*Task statement*.
Every line that includes the word "date" is to be listed.
═══ Data entries ═══
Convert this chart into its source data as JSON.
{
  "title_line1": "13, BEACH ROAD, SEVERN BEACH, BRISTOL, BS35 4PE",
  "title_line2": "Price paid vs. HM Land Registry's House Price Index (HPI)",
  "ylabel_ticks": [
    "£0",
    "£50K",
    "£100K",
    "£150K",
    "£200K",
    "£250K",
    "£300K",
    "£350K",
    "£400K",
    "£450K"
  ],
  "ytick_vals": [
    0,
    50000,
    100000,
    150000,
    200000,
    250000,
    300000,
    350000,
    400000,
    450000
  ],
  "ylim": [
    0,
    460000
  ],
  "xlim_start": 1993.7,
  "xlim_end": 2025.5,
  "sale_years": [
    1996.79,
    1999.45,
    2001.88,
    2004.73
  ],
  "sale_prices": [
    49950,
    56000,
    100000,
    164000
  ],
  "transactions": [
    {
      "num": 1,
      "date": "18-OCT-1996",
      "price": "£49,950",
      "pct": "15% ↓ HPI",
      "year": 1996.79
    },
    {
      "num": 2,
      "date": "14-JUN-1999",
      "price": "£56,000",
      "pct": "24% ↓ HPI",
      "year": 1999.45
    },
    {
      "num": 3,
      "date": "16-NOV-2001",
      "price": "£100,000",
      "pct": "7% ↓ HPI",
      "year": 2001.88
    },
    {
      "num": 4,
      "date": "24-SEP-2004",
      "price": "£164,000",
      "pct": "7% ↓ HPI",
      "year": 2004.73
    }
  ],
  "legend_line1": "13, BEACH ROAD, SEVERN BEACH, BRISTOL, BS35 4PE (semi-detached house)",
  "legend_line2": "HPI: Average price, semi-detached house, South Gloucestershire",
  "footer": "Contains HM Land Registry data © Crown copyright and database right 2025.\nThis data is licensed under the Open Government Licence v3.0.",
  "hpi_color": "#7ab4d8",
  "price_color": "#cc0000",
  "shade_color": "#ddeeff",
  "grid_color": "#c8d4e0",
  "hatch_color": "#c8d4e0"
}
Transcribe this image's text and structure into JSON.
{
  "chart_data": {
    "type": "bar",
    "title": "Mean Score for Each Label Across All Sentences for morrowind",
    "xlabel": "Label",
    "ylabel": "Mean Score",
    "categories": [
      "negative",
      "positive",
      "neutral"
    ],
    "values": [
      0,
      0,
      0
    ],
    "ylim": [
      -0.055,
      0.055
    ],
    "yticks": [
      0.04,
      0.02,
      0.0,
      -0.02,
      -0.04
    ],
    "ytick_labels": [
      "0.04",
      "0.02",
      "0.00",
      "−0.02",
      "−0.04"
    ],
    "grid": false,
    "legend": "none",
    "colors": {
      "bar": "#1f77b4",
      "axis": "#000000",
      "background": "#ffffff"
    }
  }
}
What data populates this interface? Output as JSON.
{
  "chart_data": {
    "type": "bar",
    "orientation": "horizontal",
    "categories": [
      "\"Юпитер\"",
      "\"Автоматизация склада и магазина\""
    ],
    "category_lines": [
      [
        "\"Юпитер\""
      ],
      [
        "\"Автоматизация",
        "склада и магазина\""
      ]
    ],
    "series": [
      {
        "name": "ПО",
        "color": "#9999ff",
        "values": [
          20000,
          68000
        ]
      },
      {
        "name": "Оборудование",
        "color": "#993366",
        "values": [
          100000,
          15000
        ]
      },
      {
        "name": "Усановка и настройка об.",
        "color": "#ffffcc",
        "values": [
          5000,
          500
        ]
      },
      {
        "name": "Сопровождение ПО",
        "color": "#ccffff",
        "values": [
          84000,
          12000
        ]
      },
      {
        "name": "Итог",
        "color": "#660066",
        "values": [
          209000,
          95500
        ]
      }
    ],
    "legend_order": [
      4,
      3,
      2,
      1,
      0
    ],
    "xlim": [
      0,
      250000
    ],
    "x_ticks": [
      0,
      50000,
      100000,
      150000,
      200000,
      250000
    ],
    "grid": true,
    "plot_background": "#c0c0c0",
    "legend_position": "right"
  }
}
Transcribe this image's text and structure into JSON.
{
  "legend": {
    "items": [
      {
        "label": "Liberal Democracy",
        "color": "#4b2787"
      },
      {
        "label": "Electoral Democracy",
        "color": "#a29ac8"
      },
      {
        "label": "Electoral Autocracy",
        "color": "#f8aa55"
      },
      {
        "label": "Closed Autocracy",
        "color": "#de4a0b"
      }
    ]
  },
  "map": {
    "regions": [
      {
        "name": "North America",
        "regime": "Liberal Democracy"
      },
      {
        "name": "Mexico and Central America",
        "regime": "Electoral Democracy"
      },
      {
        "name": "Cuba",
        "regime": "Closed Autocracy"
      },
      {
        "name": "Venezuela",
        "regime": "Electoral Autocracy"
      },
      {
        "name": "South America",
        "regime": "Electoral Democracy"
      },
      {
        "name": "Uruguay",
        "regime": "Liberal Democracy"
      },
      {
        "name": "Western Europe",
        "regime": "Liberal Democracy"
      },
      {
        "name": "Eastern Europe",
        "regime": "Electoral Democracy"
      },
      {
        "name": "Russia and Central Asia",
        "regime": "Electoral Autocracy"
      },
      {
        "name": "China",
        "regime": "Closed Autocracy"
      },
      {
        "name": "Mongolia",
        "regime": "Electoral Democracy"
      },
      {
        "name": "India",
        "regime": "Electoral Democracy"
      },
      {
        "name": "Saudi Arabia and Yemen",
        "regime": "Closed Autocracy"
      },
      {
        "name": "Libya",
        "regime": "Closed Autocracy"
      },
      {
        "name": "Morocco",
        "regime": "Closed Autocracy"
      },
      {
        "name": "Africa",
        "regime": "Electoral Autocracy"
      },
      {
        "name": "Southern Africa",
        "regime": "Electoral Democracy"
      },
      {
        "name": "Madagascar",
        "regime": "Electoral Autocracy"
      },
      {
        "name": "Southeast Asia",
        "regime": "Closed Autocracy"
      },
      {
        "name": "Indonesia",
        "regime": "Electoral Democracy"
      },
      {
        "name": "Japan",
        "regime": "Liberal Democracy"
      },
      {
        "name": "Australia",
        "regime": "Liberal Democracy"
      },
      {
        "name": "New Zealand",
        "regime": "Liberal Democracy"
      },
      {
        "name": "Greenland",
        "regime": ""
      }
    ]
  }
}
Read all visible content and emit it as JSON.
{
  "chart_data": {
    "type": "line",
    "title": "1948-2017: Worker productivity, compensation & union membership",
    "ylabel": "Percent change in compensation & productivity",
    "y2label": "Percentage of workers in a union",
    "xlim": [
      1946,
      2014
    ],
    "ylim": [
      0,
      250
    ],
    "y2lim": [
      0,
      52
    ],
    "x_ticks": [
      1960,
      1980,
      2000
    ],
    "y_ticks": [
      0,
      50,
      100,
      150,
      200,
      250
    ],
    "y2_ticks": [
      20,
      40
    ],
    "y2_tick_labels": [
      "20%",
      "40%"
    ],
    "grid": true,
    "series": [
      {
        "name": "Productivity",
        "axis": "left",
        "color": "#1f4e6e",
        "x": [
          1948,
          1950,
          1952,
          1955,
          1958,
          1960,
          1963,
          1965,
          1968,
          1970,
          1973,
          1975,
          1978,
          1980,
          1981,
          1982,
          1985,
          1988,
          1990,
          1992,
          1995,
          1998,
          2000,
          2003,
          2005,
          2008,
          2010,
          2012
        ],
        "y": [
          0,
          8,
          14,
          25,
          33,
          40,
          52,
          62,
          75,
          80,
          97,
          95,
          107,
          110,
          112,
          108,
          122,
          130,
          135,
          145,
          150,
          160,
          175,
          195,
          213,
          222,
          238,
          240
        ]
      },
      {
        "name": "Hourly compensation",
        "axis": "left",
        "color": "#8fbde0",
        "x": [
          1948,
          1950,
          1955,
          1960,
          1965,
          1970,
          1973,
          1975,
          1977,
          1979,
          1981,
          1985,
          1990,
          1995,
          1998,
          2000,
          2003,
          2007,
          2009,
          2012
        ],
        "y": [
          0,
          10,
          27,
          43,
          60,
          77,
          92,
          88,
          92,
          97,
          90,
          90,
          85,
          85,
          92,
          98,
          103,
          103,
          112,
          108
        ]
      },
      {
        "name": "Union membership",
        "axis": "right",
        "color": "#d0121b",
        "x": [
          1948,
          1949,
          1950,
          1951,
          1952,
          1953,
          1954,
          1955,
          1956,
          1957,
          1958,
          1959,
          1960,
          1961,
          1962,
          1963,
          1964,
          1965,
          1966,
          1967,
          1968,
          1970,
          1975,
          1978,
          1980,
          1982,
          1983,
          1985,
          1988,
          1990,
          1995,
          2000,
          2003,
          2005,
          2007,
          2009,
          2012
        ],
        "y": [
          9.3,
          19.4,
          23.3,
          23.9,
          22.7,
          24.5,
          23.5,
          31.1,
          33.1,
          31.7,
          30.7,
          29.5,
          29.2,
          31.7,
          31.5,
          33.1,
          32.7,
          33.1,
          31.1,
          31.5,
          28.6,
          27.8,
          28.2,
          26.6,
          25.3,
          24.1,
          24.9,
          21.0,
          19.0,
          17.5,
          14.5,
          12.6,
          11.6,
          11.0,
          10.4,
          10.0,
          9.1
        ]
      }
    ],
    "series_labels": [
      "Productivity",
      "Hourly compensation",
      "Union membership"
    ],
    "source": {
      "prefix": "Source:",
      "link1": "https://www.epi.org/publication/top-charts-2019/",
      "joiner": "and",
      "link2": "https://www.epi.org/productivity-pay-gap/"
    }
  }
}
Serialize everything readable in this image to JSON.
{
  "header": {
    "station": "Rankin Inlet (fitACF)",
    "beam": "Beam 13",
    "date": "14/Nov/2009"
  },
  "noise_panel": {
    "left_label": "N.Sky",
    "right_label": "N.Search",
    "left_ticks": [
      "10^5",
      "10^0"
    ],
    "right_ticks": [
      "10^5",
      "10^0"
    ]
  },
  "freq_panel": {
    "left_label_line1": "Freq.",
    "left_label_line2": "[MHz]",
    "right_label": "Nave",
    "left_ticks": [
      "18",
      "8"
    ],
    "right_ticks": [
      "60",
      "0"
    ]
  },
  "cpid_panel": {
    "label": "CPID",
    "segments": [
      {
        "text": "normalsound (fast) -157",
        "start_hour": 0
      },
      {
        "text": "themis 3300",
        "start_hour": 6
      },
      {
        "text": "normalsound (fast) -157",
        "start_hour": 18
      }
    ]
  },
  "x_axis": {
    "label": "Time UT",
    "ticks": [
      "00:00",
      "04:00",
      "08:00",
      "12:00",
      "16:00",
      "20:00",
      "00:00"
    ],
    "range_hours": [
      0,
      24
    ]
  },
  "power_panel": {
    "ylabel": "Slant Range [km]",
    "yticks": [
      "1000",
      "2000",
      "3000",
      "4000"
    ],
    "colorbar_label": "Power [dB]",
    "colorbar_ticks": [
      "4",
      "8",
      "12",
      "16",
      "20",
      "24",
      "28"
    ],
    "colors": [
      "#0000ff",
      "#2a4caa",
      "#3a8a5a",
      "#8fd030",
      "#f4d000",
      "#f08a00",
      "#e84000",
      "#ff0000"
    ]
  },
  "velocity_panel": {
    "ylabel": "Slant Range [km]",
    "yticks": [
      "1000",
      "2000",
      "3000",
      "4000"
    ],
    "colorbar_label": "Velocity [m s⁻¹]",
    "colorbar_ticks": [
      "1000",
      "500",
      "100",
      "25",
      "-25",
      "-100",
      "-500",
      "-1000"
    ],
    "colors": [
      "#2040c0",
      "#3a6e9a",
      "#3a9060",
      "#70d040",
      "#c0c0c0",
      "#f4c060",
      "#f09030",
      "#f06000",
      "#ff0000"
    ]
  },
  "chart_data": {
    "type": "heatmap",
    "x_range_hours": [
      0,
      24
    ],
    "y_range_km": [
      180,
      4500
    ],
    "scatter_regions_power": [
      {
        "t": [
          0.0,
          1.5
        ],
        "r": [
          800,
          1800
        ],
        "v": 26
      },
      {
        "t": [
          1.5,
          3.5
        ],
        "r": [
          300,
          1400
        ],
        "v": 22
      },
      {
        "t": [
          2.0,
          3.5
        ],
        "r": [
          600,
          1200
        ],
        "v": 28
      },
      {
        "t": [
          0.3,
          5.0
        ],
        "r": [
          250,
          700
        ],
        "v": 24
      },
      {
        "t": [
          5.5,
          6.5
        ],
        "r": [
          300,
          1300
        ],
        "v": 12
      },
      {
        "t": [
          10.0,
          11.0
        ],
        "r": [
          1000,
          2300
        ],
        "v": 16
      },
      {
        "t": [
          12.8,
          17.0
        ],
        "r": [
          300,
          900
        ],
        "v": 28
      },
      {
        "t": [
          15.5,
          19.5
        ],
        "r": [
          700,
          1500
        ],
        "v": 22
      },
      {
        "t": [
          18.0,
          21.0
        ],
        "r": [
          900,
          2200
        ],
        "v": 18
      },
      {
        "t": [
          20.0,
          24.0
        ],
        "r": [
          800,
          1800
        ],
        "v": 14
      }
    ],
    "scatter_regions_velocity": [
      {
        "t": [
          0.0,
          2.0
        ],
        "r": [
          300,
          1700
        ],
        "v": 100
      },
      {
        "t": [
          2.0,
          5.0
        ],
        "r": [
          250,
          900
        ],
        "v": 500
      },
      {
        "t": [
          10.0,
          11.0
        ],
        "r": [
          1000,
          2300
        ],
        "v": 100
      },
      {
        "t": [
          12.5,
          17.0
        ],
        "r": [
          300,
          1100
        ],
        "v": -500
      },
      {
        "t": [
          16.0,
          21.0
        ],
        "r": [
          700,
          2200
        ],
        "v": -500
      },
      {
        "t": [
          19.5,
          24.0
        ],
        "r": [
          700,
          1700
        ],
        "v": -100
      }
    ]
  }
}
═══
*Complete output*.
      "date": "18-OCT-1996",
      "date": "14-JUN-1999",
      "date": "16-NOV-2001",
      "date": "24-SEP-2004",
    "date": "14/Nov/2009"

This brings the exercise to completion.